Extracted records
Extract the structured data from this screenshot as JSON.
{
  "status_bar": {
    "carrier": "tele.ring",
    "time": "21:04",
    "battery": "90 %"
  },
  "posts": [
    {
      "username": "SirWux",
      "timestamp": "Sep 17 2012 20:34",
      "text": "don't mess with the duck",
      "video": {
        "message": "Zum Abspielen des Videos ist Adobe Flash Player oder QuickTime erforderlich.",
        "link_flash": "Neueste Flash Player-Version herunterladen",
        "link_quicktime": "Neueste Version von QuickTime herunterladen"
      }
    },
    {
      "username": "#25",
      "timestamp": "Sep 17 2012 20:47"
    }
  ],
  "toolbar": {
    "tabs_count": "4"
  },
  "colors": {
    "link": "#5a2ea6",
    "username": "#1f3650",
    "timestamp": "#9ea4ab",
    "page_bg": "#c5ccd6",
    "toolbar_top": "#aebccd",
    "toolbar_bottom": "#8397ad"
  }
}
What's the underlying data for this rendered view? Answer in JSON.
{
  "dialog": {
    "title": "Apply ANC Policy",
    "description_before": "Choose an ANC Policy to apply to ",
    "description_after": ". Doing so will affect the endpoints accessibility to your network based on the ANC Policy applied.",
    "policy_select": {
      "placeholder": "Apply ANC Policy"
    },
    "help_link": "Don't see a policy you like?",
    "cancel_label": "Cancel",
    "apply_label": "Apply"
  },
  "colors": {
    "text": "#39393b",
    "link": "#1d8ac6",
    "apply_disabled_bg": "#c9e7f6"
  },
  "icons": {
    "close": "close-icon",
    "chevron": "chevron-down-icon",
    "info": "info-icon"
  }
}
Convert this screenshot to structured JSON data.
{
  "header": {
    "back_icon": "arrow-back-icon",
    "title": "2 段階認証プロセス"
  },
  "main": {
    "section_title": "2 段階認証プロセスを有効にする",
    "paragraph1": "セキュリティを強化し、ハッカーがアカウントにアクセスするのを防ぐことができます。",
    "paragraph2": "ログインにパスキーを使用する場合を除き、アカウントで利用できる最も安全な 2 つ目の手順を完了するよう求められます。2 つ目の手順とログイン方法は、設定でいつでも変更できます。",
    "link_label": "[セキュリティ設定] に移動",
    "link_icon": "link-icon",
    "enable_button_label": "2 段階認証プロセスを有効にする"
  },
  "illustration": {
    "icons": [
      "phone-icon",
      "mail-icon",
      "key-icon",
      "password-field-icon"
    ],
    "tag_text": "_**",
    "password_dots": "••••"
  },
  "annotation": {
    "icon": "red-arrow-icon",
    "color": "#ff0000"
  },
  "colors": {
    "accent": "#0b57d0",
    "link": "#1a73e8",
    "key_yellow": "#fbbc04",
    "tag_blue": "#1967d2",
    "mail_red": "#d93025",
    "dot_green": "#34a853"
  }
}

» **INSTRUCTIONS FOR THE TASK**: Copy every line of the entries above in which "JSON" occurs.

» **COMPLETE OUTPUT**:
Extract the structured data from this screenshot as JSON.
What's the underlying data for this rendered view? Answer in JSON.
Convert this screenshot to structured JSON data.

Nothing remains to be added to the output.